[Set task]:
Select all lines with the string "current" in them, and copy those lines.

[Given entries]:
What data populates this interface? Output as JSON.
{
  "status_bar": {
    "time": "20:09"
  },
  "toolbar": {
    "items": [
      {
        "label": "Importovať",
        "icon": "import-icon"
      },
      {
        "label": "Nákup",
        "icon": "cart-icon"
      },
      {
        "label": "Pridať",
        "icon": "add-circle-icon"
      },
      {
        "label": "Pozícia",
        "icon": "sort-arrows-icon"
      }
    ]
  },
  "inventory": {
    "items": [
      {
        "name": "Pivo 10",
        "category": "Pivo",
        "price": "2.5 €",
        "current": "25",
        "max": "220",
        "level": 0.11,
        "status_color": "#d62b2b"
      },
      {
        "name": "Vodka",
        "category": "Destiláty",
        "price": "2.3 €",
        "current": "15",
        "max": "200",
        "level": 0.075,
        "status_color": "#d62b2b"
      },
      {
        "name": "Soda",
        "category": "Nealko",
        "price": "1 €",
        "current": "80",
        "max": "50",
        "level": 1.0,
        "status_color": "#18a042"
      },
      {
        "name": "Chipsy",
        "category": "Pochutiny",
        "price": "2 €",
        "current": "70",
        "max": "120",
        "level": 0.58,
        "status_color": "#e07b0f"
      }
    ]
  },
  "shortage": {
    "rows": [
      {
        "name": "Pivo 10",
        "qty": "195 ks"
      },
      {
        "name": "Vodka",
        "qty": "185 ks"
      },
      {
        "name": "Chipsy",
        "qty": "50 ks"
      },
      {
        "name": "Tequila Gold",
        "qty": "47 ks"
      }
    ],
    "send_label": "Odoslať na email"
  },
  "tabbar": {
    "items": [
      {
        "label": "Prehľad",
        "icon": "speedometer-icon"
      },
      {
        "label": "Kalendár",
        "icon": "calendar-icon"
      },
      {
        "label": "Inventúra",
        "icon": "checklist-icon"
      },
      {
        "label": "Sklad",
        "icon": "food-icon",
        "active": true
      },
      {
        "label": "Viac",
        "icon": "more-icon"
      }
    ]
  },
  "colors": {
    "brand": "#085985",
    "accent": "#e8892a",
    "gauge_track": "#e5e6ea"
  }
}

[Result below]:
        "current": "25",
        "current": "15",
        "current": "80",
        "current": "70",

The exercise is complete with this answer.